---------- Material provided ----------
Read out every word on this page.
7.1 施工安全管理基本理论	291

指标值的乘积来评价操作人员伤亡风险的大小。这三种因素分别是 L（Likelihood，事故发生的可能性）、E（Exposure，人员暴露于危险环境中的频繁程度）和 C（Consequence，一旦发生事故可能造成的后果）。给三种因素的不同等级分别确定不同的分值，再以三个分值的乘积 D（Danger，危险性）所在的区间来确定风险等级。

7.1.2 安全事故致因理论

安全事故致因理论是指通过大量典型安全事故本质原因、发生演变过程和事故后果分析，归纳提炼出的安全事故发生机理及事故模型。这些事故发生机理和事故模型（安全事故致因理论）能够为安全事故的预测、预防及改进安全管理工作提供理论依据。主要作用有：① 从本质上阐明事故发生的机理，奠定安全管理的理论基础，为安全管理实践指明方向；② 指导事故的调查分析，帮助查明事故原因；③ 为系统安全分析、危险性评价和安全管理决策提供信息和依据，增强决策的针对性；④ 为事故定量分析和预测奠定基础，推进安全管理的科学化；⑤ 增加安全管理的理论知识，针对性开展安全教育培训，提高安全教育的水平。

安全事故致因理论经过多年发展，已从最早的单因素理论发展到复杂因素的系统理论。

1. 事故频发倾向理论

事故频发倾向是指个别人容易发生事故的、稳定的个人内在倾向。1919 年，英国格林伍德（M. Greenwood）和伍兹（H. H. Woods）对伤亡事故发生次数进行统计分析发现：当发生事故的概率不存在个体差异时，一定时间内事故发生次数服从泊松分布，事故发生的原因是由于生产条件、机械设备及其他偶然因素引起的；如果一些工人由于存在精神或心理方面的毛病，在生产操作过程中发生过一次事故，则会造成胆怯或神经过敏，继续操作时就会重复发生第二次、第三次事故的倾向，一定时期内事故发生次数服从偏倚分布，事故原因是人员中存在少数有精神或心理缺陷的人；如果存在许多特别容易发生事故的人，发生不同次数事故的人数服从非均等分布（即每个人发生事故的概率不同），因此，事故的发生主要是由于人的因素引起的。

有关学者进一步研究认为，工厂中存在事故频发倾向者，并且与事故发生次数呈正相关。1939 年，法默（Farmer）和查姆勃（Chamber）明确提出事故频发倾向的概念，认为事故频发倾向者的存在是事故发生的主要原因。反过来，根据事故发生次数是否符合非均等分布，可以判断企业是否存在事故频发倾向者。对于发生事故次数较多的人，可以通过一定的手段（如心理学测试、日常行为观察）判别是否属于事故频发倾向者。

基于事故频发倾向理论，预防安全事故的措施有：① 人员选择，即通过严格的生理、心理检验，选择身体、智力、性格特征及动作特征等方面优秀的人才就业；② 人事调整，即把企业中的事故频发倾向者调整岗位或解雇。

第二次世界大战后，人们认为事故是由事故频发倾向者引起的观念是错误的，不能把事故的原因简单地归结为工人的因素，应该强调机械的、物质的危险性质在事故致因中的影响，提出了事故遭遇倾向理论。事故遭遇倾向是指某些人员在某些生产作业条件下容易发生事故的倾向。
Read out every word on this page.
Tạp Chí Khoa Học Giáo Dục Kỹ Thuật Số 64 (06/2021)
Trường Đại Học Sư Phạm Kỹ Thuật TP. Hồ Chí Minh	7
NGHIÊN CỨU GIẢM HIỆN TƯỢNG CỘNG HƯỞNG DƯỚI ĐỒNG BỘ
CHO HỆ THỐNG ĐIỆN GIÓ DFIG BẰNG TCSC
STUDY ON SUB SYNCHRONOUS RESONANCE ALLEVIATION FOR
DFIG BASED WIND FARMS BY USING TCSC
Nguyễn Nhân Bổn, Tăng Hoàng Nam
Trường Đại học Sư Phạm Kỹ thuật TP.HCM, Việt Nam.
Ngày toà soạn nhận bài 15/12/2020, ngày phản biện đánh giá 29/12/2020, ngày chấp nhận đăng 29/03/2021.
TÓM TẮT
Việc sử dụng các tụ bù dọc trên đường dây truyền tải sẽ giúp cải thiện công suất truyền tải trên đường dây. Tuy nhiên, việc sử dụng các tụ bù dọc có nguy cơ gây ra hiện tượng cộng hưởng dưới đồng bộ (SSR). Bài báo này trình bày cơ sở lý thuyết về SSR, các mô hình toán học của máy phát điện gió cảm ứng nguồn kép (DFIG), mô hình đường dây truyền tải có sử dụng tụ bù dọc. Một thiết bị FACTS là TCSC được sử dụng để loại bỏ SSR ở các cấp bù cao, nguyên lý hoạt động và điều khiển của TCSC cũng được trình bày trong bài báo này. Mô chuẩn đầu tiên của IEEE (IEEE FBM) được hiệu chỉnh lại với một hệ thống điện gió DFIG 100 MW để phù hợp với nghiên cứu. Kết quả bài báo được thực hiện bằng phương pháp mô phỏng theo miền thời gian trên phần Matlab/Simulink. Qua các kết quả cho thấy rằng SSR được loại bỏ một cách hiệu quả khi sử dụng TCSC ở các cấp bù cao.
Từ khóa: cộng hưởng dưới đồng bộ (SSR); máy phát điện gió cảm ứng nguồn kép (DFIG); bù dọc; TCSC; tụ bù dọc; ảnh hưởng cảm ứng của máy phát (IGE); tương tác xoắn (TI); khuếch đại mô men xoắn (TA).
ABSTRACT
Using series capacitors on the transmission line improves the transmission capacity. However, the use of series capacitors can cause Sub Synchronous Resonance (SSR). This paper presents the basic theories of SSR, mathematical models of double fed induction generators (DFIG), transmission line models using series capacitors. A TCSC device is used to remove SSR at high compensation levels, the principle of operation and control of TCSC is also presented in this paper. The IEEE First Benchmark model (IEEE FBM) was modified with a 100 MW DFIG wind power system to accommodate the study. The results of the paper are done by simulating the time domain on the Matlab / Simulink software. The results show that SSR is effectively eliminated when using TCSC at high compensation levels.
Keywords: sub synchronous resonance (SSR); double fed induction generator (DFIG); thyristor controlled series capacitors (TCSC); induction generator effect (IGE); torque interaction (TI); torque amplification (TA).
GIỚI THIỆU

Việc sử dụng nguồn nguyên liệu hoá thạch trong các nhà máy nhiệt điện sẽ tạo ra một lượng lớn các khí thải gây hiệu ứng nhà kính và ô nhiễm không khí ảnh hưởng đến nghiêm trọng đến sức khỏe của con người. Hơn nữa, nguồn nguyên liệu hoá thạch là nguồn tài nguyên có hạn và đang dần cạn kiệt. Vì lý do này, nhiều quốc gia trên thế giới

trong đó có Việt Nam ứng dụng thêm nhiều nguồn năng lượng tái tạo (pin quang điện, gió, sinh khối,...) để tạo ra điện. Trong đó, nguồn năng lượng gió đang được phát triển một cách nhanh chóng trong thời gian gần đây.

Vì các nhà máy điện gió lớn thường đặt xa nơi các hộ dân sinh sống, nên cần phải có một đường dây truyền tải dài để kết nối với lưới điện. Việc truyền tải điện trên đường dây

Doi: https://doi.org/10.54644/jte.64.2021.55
----------
**Directions for this task:**
Transcribe the material above in its entirety. Match it exactly.

**Full output:**
Read out every word on this page.
7.1 施工安全管理基本理论	291

指标值的乘积来评价操作人员伤亡风险的大小。这三种因素分别是 L（Likelihood，事故发生的可能性）、E（Exposure，人员暴露于危险环境中的频繁程度）和 C（Consequence，一旦发生事故可能造成的后果）。给三种因素的不同等级分别确定不同的分值，再以三个分值的乘积 D（Danger，危险性）所在的区间来确定风险等级。

7.1.2 安全事故致因理论

安全事故致因理论是指通过大量典型安全事故本质原因、发生演变过程和事故后果分析，归纳提炼出的安全事故发生机理及事故模型。这些事故发生机理和事故模型（安全事故致因理论）能够为安全事故的预测、预防及改进安全管理工作提供理论依据。主要作用有：① 从本质上阐明事故发生的机理，奠定安全管理的理论基础，为安全管理实践指明方向；② 指导事故的调查分析，帮助查明事故原因；③ 为系统安全分析、危险性评价和安全管理决策提供信息和依据，增强决策的针对性；④ 为事故定量分析和预测奠定基础，推进安全管理的科学化；⑤ 增加安全管理的理论知识，针对性开展安全教育培训，提高安全教育的水平。

安全事故致因理论经过多年发展，已从最早的单因素理论发展到复杂因素的系统理论。

1. 事故频发倾向理论

事故频发倾向是指个别人容易发生事故的、稳定的个人内在倾向。1919 年，英国格林伍德（M. Greenwood）和伍兹（H. H. Woods）对伤亡事故发生次数进行统计分析发现：当发生事故的概率不存在个体差异时，一定时间内事故发生次数服从泊松分布，事故发生的原因是由于生产条件、机械设备及其他偶然因素引起的；如果一些工人由于存在精神或心理方面的毛病，在生产操作过程中发生过一次事故，则会造成胆怯或神经过敏，继续操作时就会重复发生第二次、第三次事故的倾向，一定时期内事故发生次数服从偏倚分布，事故原因是人员中存在少数有精神或心理缺陷的人；如果存在许多特别容易发生事故的人，发生不同次数事故的人数服从非均等分布（即每个人发生事故的概率不同），因此，事故的发生主要是由于人的因素引起的。

有关学者进一步研究认为，工厂中存在事故频发倾向者，并且与事故发生次数呈正相关。1939 年，法默（Farmer）和查姆勃（Chamber）明确提出事故频发倾向的概念，认为事故频发倾向者的存在是事故发生的主要原因。反过来，根据事故发生次数是否符合非均等分布，可以判断企业是否存在事故频发倾向者。对于发生事故次数较多的人，可以通过一定的手段（如心理学测试、日常行为观察）判别是否属于事故频发倾向者。

基于事故频发倾向理论，预防安全事故的措施有：① 人员选择，即通过严格的生理、心理检验，选择身体、智力、性格特征及动作特征等方面优秀的人才就业；② 人事调整，即把企业中的事故频发倾向者调整岗位或解雇。

第二次世界大战后，人们认为事故是由事故频发倾向者引起的观念是错误的，不能把事故的原因简单地归结为工人的因素，应该强调机械的、物质的危险性质在事故致因中的影响，提出了事故遭遇倾向理论。事故遭遇倾向是指某些人员在某些生产作业条件下容易发生事故的倾向。
Read out every word on this page.
Tạp Chí Khoa Học Giáo Dục Kỹ Thuật Số 64 (06/2021)
Trường Đại Học Sư Phạm Kỹ Thuật TP. Hồ Chí Minh	7
NGHIÊN CỨU GIẢM HIỆN TƯỢNG CỘNG HƯỞNG DƯỚI ĐỒNG BỘ
CHO HỆ THỐNG ĐIỆN GIÓ DFIG BẰNG TCSC
STUDY ON SUB SYNCHRONOUS RESONANCE ALLEVIATION FOR
DFIG BASED WIND FARMS BY USING TCSC
Nguyễn Nhân Bổn, Tăng Hoàng Nam
Trường Đại học Sư Phạm Kỹ thuật TP.HCM, Việt Nam.
Ngày toà soạn nhận bài 15/12/2020, ngày phản biện đánh giá 29/12/2020, ngày chấp nhận đăng 29/03/2021.
TÓM TẮT
Việc sử dụng các tụ bù dọc trên đường dây truyền tải sẽ giúp cải thiện công suất truyền tải trên đường dây. Tuy nhiên, việc sử dụng các tụ bù dọc có nguy cơ gây ra hiện tượng cộng hưởng dưới đồng bộ (SSR). Bài báo này trình bày cơ sở lý thuyết về SSR, các mô hình toán học của máy phát điện gió cảm ứng nguồn kép (DFIG), mô hình đường dây truyền tải có sử dụng tụ bù dọc. Một thiết bị FACTS là TCSC được sử dụng để loại bỏ SSR ở các cấp bù cao, nguyên lý hoạt động và điều khiển của TCSC cũng được trình bày trong bài báo này. Mô chuẩn đầu tiên của IEEE (IEEE FBM) được hiệu chỉnh lại với một hệ thống điện gió DFIG 100 MW để phù hợp với nghiên cứu. Kết quả bài báo được thực hiện bằng phương pháp mô phỏng theo miền thời gian trên phần Matlab/Simulink. Qua các kết quả cho thấy rằng SSR được loại bỏ một cách hiệu quả khi sử dụng TCSC ở các cấp bù cao.
Từ khóa: cộng hưởng dưới đồng bộ (SSR); máy phát điện gió cảm ứng nguồn kép (DFIG); bù dọc; TCSC; tụ bù dọc; ảnh hưởng cảm ứng của máy phát (IGE); tương tác xoắn (TI); khuếch đại mô men xoắn (TA).
ABSTRACT
Using series capacitors on the transmission line improves the transmission capacity. However, the use of series capacitors can cause Sub Synchronous Resonance (SSR). This paper presents the basic theories of SSR, mathematical models of double fed induction generators (DFIG), transmission line models using series capacitors. A TCSC device is used to remove SSR at high compensation levels, the principle of operation and control of TCSC is also presented in this paper. The IEEE First Benchmark model (IEEE FBM) was modified with a 100 MW DFIG wind power system to accommodate the study. The results of the paper are done by simulating the time domain on the Matlab / Simulink software. The results show that SSR is effectively eliminated when using TCSC at high compensation levels.
Keywords: sub synchronous resonance (SSR); double fed induction generator (DFIG); thyristor controlled series capacitors (TCSC); induction generator effect (IGE); torque interaction (TI); torque amplification (TA).
GIỚI THIỆU

Việc sử dụng nguồn nguyên liệu hoá thạch trong các nhà máy nhiệt điện sẽ tạo ra một lượng lớn các khí thải gây hiệu ứng nhà kính và ô nhiễm không khí ảnh hưởng đến nghiêm trọng đến sức khỏe của con người. Hơn nữa, nguồn nguyên liệu hoá thạch là nguồn tài nguyên có hạn và đang dần cạn kiệt. Vì lý do này, nhiều quốc gia trên thế giới

trong đó có Việt Nam ứng dụng thêm nhiều nguồn năng lượng tái tạo (pin quang điện, gió, sinh khối,...) để tạo ra điện. Trong đó, nguồn năng lượng gió đang được phát triển một cách nhanh chóng trong thời gian gần đây.

Vì các nhà máy điện gió lớn thường đặt xa nơi các hộ dân sinh sống, nên cần phải có một đường dây truyền tải dài để kết nối với lưới điện. Việc truyền tải điện trên đường dây

Doi: https://doi.org/10.54644/jte.64.2021.55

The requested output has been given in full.